Short problem | Extract all of the data and reproduce it precisely.

Records provided |
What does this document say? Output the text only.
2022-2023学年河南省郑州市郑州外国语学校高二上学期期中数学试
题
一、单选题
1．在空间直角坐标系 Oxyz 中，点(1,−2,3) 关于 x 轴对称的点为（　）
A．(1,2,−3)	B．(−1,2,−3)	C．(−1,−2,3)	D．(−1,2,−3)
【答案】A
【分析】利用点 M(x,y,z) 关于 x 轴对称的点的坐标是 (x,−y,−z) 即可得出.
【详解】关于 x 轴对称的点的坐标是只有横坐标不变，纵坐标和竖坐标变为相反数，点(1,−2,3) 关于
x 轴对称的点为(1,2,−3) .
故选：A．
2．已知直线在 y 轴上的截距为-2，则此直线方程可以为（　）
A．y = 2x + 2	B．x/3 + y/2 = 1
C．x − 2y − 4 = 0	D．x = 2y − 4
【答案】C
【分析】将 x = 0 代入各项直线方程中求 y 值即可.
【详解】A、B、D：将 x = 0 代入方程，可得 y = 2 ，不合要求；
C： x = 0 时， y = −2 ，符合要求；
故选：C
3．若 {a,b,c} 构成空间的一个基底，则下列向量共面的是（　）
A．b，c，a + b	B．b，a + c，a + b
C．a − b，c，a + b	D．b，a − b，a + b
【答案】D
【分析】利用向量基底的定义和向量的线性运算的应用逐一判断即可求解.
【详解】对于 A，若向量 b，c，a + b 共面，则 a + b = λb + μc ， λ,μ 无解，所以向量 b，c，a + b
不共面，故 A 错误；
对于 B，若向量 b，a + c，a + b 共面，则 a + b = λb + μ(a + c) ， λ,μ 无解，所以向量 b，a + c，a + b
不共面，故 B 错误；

Complete response |
What does this document say? Output the text only.
2022-2023学年河南省郑州市郑州外国语学校高二上学期期中数学试
题
一、单选题
1．在空间直角坐标系 Oxyz 中，点(1,−2,3) 关于 x 轴对称的点为（　）
A．(1,2,−3)	B．(−1,2,−3)	C．(−1,−2,3)	D．(−1,2,−3)
【答案】A
【分析】利用点 M(x,y,z) 关于 x 轴对称的点的坐标是 (x,−y,−z) 即可得出.
【详解】关于 x 轴对称的点的坐标是只有横坐标不变，纵坐标和竖坐标变为相反数，点(1,−2,3) 关于
x 轴对称的点为(1,2,−3) .
故选：A．
2．已知直线在 y 轴上的截距为-2，则此直线方程可以为（　）
A．y = 2x + 2	B．x/3 + y/2 = 1
C．x − 2y − 4 = 0	D．x = 2y − 4
【答案】C
【分析】将 x = 0 代入各项直线方程中求 y 值即可.
【详解】A、B、D：将 x = 0 代入方程，可得 y = 2 ，不合要求；
C： x = 0 时， y = −2 ，符合要求；
故选：C
3．若 {a,b,c} 构成空间的一个基底，则下列向量共面的是（　）
A．b，c，a + b	B．b，a + c，a + b
C．a − b，c，a + b	D．b，a − b，a + b
【答案】D
【分析】利用向量基底的定义和向量的线性运算的应用逐一判断即可求解.
【详解】对于 A，若向量 b，c，a + b 共面，则 a + b = λb + μc ， λ,μ 无解，所以向量 b，c，a + b
不共面，故 A 错误；
对于 B，若向量 b，a + c，a + b 共面，则 a + b = λb + μ(a + c) ， λ,μ 无解，所以向量 b，a + c，a + b
不共面，故 B 错误；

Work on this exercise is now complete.